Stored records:
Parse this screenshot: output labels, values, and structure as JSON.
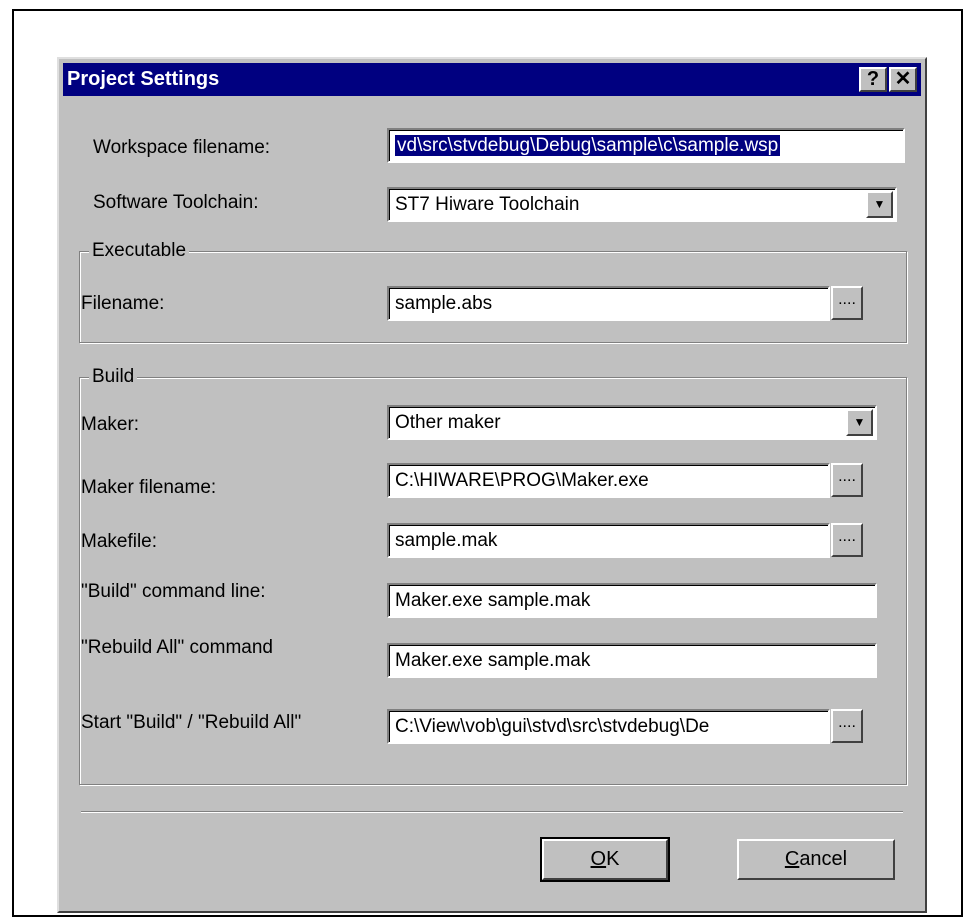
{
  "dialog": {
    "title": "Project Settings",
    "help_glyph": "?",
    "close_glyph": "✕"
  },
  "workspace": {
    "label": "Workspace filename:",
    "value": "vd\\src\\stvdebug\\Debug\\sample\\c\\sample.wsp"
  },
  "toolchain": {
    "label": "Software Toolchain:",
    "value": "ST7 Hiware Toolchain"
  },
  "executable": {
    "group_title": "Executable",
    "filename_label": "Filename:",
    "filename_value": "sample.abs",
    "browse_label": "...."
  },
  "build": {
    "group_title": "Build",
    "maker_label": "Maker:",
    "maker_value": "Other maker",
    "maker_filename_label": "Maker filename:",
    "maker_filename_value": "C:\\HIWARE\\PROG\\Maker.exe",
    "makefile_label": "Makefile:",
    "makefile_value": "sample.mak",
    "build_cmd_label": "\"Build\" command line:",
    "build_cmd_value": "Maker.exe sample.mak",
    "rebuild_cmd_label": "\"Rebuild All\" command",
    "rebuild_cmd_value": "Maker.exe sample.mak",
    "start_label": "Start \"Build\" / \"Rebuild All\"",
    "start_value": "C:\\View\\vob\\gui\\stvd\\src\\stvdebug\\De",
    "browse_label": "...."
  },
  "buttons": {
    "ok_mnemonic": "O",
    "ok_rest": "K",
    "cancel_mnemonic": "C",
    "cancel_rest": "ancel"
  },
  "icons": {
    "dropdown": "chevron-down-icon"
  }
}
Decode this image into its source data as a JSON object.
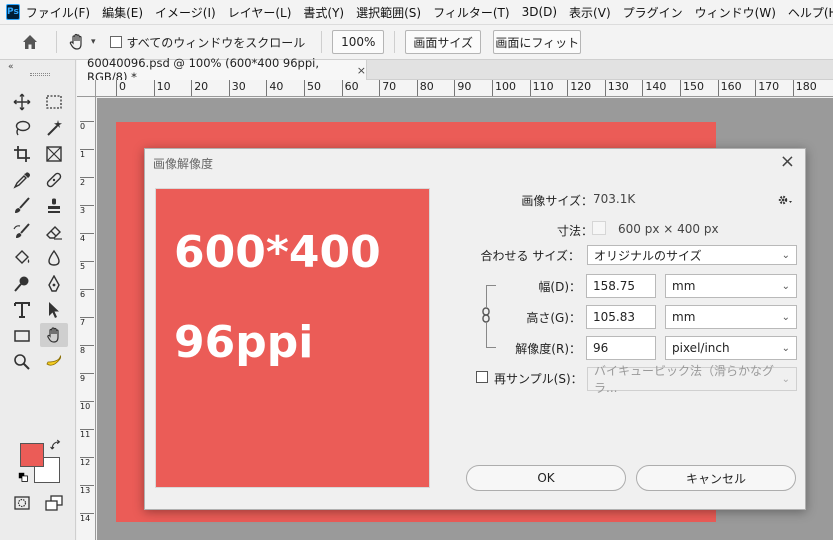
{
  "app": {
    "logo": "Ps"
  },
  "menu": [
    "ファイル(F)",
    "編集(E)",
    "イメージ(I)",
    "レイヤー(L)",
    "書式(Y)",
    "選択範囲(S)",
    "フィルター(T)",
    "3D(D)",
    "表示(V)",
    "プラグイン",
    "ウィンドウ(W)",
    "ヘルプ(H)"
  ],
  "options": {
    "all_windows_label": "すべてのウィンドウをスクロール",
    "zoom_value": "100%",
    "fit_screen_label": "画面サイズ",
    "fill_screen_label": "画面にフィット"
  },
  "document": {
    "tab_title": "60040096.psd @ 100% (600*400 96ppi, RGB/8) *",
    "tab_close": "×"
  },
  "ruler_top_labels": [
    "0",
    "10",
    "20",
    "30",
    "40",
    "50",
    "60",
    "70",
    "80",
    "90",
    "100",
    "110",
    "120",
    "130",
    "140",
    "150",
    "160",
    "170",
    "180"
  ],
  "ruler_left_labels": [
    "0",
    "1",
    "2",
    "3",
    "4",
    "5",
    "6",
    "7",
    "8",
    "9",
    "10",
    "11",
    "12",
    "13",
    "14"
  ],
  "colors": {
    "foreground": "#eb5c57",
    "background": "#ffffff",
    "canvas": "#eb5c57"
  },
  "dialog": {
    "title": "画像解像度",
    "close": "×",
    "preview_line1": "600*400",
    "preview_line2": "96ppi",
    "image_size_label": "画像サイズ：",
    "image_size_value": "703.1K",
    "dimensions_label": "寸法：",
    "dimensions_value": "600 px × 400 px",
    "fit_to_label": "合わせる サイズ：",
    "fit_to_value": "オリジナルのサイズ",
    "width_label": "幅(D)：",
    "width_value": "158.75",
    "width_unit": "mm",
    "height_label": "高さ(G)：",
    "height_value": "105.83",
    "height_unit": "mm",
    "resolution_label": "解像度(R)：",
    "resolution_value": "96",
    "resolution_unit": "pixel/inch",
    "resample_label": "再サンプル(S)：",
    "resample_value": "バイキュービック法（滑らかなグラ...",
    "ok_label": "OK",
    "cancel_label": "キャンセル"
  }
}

**Exercise:**
Search the lines for "this". Copy each line that has it.

**Answer to the task:**
Parse this screenshot: output labels, values, and structure as JSON.
Decode this image into its source data as a JSON object.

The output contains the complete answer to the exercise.